Your task: List all lines in the material below that contain "dans".

Records for this task:
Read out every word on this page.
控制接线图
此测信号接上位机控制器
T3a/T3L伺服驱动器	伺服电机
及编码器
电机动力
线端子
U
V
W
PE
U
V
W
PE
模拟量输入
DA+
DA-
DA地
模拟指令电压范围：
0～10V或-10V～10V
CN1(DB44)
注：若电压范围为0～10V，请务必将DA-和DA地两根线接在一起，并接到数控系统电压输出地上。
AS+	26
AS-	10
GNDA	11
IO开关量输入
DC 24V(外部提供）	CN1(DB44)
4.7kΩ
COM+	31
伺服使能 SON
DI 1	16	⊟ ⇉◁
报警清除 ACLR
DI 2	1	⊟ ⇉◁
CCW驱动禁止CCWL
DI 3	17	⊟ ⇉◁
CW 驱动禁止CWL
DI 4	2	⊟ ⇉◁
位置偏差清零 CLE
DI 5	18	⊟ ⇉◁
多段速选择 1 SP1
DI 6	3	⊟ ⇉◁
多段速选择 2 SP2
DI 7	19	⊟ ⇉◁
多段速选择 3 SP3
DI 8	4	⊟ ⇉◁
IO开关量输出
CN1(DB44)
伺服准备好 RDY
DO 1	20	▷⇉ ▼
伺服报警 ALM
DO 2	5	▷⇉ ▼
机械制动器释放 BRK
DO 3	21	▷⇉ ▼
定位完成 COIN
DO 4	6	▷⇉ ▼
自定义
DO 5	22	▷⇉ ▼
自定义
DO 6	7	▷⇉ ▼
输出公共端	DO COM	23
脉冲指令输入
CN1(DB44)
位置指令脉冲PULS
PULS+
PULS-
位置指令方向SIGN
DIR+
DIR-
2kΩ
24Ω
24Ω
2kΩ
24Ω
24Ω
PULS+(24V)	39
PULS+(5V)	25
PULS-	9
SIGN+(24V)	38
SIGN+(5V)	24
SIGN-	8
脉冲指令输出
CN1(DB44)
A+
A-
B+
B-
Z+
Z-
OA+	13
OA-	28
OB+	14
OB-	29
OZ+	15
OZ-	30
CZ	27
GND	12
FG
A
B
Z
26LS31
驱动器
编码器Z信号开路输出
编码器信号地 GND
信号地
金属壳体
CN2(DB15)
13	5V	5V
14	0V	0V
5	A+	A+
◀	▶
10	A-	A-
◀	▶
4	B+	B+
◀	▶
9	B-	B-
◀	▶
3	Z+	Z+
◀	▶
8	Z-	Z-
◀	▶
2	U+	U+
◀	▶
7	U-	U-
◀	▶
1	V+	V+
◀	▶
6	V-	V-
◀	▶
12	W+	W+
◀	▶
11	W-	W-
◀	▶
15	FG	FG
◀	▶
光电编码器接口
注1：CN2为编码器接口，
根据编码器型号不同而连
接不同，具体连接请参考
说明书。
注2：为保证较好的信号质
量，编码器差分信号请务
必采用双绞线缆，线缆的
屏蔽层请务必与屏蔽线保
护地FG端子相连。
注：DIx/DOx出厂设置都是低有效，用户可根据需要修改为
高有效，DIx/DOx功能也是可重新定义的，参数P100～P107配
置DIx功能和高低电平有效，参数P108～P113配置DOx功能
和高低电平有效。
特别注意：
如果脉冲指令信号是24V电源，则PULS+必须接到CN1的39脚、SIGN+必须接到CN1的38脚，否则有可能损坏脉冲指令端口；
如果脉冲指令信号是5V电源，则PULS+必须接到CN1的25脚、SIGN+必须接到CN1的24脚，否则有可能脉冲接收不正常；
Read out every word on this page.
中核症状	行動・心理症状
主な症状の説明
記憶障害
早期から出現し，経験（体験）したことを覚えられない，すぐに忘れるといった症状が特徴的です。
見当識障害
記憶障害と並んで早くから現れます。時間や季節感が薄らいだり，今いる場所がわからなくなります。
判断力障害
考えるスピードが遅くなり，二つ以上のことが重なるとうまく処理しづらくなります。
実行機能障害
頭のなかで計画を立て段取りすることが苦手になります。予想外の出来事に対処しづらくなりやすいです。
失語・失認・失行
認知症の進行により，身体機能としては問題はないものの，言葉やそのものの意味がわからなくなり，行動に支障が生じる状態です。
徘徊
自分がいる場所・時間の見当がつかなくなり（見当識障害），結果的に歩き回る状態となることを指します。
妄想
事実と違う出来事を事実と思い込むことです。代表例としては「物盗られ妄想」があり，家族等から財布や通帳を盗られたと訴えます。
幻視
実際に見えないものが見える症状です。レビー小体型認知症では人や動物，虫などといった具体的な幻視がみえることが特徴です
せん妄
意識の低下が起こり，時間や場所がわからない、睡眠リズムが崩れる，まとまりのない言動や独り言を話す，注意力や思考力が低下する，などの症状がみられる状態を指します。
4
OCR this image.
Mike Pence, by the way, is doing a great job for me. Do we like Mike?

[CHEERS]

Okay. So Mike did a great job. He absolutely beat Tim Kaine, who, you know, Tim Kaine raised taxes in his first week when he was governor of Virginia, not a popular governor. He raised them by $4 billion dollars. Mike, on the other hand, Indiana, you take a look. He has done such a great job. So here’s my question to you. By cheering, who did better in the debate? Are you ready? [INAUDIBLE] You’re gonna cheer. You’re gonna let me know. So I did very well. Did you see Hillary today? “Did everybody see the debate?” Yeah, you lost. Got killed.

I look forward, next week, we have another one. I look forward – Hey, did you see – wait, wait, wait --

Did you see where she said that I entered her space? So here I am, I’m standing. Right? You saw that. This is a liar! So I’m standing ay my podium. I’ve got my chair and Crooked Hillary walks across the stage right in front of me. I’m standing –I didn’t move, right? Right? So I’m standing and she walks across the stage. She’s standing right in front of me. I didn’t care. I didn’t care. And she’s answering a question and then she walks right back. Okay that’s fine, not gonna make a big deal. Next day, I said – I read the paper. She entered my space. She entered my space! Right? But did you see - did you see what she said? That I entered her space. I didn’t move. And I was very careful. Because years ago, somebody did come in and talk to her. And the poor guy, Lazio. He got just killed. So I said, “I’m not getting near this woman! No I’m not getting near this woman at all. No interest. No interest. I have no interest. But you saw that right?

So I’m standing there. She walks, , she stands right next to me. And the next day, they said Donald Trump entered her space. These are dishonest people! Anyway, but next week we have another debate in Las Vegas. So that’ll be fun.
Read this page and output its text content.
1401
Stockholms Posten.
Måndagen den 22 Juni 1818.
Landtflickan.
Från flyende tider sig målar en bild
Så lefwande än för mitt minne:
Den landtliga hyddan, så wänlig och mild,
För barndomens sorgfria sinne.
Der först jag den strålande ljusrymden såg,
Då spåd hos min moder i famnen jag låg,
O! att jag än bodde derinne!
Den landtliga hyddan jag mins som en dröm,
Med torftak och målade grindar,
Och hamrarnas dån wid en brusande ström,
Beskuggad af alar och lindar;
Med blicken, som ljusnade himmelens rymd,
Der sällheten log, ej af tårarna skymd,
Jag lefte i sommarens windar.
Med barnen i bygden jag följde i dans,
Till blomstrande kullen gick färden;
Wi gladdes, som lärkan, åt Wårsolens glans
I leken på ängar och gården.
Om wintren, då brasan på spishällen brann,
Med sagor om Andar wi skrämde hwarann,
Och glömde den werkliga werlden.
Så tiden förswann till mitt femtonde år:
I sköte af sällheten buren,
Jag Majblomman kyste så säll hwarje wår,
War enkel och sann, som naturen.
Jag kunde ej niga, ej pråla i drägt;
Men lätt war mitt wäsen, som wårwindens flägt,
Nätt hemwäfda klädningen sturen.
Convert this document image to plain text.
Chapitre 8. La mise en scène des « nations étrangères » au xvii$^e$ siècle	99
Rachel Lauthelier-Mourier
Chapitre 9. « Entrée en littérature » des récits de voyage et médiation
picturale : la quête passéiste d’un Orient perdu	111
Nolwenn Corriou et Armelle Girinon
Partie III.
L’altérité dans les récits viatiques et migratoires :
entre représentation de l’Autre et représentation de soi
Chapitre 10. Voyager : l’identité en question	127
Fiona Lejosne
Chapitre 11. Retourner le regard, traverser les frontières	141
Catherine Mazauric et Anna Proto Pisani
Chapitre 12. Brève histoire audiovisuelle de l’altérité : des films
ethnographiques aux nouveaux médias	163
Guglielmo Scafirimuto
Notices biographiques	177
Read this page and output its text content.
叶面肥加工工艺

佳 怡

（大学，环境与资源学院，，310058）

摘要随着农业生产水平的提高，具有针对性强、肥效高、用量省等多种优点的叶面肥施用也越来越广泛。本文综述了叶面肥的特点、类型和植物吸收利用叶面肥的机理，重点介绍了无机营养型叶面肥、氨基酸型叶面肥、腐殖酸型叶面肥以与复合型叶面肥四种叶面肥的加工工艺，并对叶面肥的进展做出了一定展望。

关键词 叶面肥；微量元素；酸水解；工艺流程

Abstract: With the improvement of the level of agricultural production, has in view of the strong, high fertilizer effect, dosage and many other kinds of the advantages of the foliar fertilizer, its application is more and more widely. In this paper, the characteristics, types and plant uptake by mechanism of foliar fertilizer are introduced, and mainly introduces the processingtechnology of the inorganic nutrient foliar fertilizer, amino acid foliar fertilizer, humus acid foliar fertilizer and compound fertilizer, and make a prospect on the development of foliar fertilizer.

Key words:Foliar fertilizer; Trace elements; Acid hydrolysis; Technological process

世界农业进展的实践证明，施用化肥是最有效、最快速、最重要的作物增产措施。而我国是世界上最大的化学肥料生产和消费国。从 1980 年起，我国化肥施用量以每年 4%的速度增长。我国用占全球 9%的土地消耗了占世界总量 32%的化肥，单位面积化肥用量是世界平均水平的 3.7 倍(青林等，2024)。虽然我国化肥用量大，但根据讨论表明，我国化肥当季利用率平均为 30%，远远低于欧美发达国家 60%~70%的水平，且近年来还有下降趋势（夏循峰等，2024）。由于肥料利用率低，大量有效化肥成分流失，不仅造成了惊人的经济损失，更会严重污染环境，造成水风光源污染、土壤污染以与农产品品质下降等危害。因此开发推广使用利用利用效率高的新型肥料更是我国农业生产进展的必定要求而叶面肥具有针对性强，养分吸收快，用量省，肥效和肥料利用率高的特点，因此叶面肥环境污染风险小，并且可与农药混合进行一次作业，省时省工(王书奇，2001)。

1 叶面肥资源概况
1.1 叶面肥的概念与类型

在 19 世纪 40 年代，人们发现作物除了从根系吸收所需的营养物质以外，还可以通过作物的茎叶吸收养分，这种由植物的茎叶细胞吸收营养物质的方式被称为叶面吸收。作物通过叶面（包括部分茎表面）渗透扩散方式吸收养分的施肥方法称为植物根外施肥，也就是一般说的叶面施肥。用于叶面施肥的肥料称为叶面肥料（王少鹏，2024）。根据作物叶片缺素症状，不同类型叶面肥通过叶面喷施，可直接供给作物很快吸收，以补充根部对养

Answer to the task:
Med barnen i bygden jag följde i dans,
L’altérité dans les récits viatiques et migratoires :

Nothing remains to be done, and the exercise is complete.